• AIM OF THE EXERCISE
Pictures are not part of the copy; repeat everything else in the records exactly.

(begin)

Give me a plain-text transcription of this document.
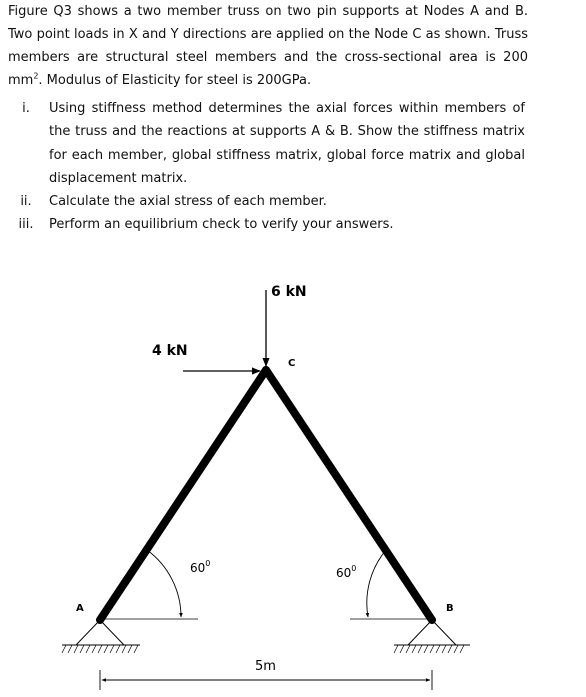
Figure Q3 shows a two member truss on two pin supports at Nodes A and B. Two point loads in X and Y directions are applied on the Node C as shown. Truss members are structural steel members and the cross-sectional area is 200 $mm^2$. Modulus of Elasticity for steel is 200GPa.
i.	Using stiffness method determines the axial forces within members of the truss and the reactions at supports A & B. Show the stiffness matrix for each member, global stiffness matrix, global force matrix and global displacement matrix.
ii.	Calculate the axial stress of each member.
iii. Perform an equilibrium check to verify your answers.
6 kN
4 kN
C
A	B
$60^0$
$60^0$
5m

(end)

• WRITTEN SOLUTION
Give me a plain-text transcription of this document.
Figure Q3 shows a two member truss on two pin supports at Nodes A and B. Two point loads in X and Y directions are applied on the Node C as shown. Truss members are structural steel members and the cross-sectional area is 200 $mm^2$. Modulus of Elasticity for steel is 200GPa.
i.	Using stiffness method determines the axial forces within members of the truss and the reactions at supports A & B. Show the stiffness matrix for each member, global stiffness matrix, global force matrix and global displacement matrix.
ii.	Calculate the axial stress of each member.
iii. Perform an equilibrium check to verify your answers.
6 kN
4 kN
C
A	B
$60^0$
$60^0$
5m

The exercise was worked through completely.